====== Supplied material

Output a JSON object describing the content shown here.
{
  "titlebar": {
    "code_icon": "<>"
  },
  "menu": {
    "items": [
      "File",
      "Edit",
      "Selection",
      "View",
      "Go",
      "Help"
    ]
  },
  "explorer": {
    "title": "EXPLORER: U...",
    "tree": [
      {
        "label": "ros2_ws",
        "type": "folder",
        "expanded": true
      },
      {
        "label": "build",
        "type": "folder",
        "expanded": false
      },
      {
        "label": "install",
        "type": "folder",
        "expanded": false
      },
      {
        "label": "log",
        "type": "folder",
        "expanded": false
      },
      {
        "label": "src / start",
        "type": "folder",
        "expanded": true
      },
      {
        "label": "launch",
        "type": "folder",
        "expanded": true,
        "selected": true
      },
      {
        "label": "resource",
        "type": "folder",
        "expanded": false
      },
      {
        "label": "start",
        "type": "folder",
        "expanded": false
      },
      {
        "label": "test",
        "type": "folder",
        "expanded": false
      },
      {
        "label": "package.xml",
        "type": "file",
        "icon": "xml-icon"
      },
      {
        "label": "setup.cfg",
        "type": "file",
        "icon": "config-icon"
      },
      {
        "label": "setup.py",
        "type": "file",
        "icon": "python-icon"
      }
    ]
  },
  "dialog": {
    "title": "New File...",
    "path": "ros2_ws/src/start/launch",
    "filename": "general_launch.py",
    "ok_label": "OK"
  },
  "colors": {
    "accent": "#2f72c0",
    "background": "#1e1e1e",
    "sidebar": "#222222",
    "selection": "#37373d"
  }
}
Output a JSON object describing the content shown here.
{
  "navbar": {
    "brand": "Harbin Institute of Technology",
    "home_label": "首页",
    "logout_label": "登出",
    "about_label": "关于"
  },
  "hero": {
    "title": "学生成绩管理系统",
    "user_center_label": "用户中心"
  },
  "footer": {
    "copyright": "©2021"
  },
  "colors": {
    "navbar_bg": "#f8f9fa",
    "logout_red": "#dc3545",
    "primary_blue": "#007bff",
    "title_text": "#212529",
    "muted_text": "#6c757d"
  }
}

============

→ Exercise brief
Pick out the lines containing the string "true".

→ The reply
        "expanded": true
        "expanded": true
        "expanded": true,
        "selected": true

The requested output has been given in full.